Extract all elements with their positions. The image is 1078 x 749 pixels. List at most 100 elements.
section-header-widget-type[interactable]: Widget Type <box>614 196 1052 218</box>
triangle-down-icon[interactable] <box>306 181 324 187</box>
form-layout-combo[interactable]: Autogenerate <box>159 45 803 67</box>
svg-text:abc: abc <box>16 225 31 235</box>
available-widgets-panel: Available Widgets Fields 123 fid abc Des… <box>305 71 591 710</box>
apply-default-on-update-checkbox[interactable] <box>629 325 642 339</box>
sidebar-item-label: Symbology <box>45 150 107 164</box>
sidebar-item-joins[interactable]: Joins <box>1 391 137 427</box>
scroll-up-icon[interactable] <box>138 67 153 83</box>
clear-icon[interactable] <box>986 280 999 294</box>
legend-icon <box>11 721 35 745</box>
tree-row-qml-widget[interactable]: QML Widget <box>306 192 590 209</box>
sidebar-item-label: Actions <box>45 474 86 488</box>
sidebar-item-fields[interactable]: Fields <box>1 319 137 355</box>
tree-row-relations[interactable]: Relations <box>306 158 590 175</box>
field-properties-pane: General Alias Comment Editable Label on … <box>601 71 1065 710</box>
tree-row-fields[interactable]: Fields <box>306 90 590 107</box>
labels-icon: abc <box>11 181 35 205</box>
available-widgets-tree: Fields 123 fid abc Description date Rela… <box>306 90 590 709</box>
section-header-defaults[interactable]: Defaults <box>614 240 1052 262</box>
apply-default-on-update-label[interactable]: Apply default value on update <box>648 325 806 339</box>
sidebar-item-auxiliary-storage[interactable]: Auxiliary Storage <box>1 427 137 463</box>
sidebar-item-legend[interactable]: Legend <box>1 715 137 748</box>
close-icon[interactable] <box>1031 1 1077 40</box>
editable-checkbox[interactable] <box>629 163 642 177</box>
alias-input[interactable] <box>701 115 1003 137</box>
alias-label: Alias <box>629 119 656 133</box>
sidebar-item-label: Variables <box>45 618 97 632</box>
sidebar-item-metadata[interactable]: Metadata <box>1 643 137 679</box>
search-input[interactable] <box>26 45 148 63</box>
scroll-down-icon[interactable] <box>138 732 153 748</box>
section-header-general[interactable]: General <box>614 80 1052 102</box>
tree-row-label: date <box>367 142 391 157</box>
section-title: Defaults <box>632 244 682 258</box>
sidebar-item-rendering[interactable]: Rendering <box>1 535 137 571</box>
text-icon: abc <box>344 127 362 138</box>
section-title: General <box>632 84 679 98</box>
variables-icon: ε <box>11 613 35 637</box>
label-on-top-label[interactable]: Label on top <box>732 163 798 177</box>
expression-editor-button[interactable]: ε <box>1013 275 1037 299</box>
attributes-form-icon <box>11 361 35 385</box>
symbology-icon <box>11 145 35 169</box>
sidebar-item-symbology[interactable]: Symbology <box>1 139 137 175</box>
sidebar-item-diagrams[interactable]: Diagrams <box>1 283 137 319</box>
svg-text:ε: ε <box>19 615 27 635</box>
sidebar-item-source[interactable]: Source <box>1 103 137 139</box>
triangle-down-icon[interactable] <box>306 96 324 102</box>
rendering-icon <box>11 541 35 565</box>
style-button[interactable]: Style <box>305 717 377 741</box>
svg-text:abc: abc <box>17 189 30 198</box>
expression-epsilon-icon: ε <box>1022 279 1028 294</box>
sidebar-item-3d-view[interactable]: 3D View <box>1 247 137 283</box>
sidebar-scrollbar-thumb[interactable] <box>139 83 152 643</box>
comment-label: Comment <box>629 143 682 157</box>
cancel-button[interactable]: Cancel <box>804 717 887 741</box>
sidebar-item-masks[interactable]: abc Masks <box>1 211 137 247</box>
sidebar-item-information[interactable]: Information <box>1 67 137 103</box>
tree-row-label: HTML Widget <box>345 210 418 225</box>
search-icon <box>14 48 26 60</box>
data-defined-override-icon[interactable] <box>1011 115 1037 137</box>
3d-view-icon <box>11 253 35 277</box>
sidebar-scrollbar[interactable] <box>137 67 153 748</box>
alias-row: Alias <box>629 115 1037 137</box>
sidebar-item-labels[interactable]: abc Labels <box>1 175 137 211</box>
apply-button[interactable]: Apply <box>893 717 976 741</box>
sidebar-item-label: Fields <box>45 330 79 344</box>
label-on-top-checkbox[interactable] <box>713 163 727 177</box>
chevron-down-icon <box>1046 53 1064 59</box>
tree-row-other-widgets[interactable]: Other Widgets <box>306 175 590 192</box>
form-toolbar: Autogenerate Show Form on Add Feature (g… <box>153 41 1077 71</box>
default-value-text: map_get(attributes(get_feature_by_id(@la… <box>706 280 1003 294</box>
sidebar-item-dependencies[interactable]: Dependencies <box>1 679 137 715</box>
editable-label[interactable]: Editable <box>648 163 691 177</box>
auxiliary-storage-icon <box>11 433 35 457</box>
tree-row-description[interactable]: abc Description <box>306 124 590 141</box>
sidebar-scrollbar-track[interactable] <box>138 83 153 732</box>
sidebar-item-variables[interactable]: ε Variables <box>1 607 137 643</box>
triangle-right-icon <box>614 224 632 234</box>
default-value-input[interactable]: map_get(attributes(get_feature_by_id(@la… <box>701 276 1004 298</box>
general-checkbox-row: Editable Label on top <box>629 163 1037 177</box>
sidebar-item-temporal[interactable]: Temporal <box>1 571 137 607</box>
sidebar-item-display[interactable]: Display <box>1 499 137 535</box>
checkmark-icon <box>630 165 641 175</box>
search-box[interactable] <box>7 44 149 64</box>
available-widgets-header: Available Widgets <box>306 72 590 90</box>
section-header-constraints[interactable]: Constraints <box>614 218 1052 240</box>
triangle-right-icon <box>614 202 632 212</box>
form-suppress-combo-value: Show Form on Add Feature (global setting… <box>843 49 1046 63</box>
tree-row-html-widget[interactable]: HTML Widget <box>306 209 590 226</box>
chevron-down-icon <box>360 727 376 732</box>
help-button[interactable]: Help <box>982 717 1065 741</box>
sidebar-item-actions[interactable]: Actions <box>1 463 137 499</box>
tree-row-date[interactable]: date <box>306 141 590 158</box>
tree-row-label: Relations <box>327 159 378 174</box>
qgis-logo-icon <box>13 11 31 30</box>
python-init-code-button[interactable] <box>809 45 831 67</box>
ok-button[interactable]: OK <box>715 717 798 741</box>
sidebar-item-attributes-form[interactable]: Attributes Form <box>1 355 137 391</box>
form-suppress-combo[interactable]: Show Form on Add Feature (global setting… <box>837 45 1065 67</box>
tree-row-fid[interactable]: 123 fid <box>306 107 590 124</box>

§ **To be done**: Update the rows above by changing "Autogenerate" to "Drag and Drop Designer", and leave everything else as it is.

§ **Task answer**:
Extract all elements with their positions. The image is 1078 x 749 pixels. List at most 100 elements.
section-header-widget-type[interactable]: Widget Type <box>614 196 1052 218</box>
triangle-down-icon[interactable] <box>306 181 324 187</box>
form-layout-combo[interactable]: Drag and Drop Designer <box>159 45 803 67</box>
svg-text:abc: abc <box>16 225 31 235</box>
available-widgets-panel: Available Widgets Fields 123 fid abc Des… <box>305 71 591 710</box>
apply-default-on-update-checkbox[interactable] <box>629 325 642 339</box>
sidebar-item-label: Symbology <box>45 150 107 164</box>
sidebar-item-joins[interactable]: Joins <box>1 391 137 427</box>
scroll-up-icon[interactable] <box>138 67 153 83</box>
clear-icon[interactable] <box>986 280 999 294</box>
legend-icon <box>11 721 35 745</box>
tree-row-qml-widget[interactable]: QML Widget <box>306 192 590 209</box>
sidebar-item-label: Actions <box>45 474 86 488</box>
sidebar-item-fields[interactable]: Fields <box>1 319 137 355</box>
tree-row-relations[interactable]: Relations <box>306 158 590 175</box>
field-properties-pane: General Alias Comment Editable Label on … <box>601 71 1065 710</box>
tree-row-fields[interactable]: Fields <box>306 90 590 107</box>
labels-icon: abc <box>11 181 35 205</box>
available-widgets-tree: Fields 123 fid abc Description date Rela… <box>306 90 590 709</box>
section-header-defaults[interactable]: Defaults <box>614 240 1052 262</box>
apply-default-on-update-label[interactable]: Apply default value on update <box>648 325 806 339</box>
sidebar-item-auxiliary-storage[interactable]: Auxiliary Storage <box>1 427 137 463</box>
sidebar-item-legend[interactable]: Legend <box>1 715 137 748</box>
close-icon[interactable] <box>1031 1 1077 40</box>
editable-checkbox[interactable] <box>629 163 642 177</box>
alias-input[interactable] <box>701 115 1003 137</box>
alias-label: Alias <box>629 119 656 133</box>
sidebar-item-label: Variables <box>45 618 97 632</box>
sidebar-item-metadata[interactable]: Metadata <box>1 643 137 679</box>
search-input[interactable] <box>26 45 148 63</box>
scroll-down-icon[interactable] <box>138 732 153 748</box>
section-header-general[interactable]: General <box>614 80 1052 102</box>
tree-row-label: date <box>367 142 391 157</box>
section-title: Defaults <box>632 244 682 258</box>
sidebar-item-rendering[interactable]: Rendering <box>1 535 137 571</box>
text-icon: abc <box>344 127 362 138</box>
section-title: General <box>632 84 679 98</box>
variables-icon: ε <box>11 613 35 637</box>
label-on-top-label[interactable]: Label on top <box>732 163 798 177</box>
expression-editor-button[interactable]: ε <box>1013 275 1037 299</box>
attributes-form-icon <box>11 361 35 385</box>
symbology-icon <box>11 145 35 169</box>
sidebar-item-symbology[interactable]: Symbology <box>1 139 137 175</box>
sidebar-item-diagrams[interactable]: Diagrams <box>1 283 137 319</box>
svg-text:ε: ε <box>19 615 27 635</box>
sidebar-item-source[interactable]: Source <box>1 103 137 139</box>
triangle-down-icon[interactable] <box>306 96 324 102</box>
rendering-icon <box>11 541 35 565</box>
style-button[interactable]: Style <box>305 717 377 741</box>
svg-text:abc: abc <box>17 189 30 198</box>
expression-epsilon-icon: ε <box>1022 279 1028 294</box>
sidebar-item-3d-view[interactable]: 3D View <box>1 247 137 283</box>
sidebar-scrollbar-thumb[interactable] <box>139 83 152 643</box>
comment-label: Comment <box>629 143 682 157</box>
cancel-button[interactable]: Cancel <box>804 717 887 741</box>
sidebar-item-masks[interactable]: abc Masks <box>1 211 137 247</box>
sidebar-item-information[interactable]: Information <box>1 67 137 103</box>
tree-row-label: HTML Widget <box>345 210 418 225</box>
search-icon <box>14 48 26 60</box>
data-defined-override-icon[interactable] <box>1011 115 1037 137</box>
3d-view-icon <box>11 253 35 277</box>
sidebar-scrollbar[interactable] <box>137 67 153 748</box>
alias-row: Alias <box>629 115 1037 137</box>
sidebar-item-labels[interactable]: abc Labels <box>1 175 137 211</box>
apply-button[interactable]: Apply <box>893 717 976 741</box>
sidebar-item-label: Fields <box>45 330 79 344</box>
label-on-top-checkbox[interactable] <box>713 163 727 177</box>
chevron-down-icon <box>1046 53 1064 59</box>
tree-row-other-widgets[interactable]: Other Widgets <box>306 175 590 192</box>
form-toolbar: Drag and Drop Designer Show Form on Add Feature (g… <box>153 41 1077 71</box>
default-value-text: map_get(attributes(get_feature_by_id(@la… <box>706 280 1003 294</box>
sidebar-item-dependencies[interactable]: Dependencies <box>1 679 137 715</box>
editable-label[interactable]: Editable <box>648 163 691 177</box>
auxiliary-storage-icon <box>11 433 35 457</box>
tree-row-description[interactable]: abc Description <box>306 124 590 141</box>
sidebar-scrollbar-track[interactable] <box>138 83 153 732</box>
sidebar-item-variables[interactable]: ε Variables <box>1 607 137 643</box>
triangle-right-icon <box>614 224 632 234</box>
default-value-input[interactable]: map_get(attributes(get_feature_by_id(@la… <box>701 276 1004 298</box>
general-checkbox-row: Editable Label on top <box>629 163 1037 177</box>
sidebar-item-temporal[interactable]: Temporal <box>1 571 137 607</box>
sidebar-item-display[interactable]: Display <box>1 499 137 535</box>
checkmark-icon <box>630 165 641 175</box>
search-box[interactable] <box>7 44 149 64</box>
available-widgets-header: Available Widgets <box>306 72 590 90</box>
section-header-constraints[interactable]: Constraints <box>614 218 1052 240</box>
triangle-right-icon <box>614 202 632 212</box>
form-suppress-combo-value: Show Form on Add Feature (global setting… <box>843 49 1046 63</box>
tree-row-html-widget[interactable]: HTML Widget <box>306 209 590 226</box>
chevron-down-icon <box>360 727 376 732</box>
help-button[interactable]: Help <box>982 717 1065 741</box>
sidebar-item-actions[interactable]: Actions <box>1 463 137 499</box>
tree-row-date[interactable]: date <box>306 141 590 158</box>
tree-row-label: Relations <box>327 159 378 174</box>
qgis-logo-icon <box>13 11 31 30</box>
python-init-code-button[interactable] <box>809 45 831 67</box>
ok-button[interactable]: OK <box>715 717 798 741</box>
sidebar-item-attributes-form[interactable]: Attributes Form <box>1 355 137 391</box>
form-suppress-combo[interactable]: Show Form on Add Feature (global setting… <box>837 45 1065 67</box>
tree-row-fid[interactable]: 123 fid <box>306 107 590 124</box>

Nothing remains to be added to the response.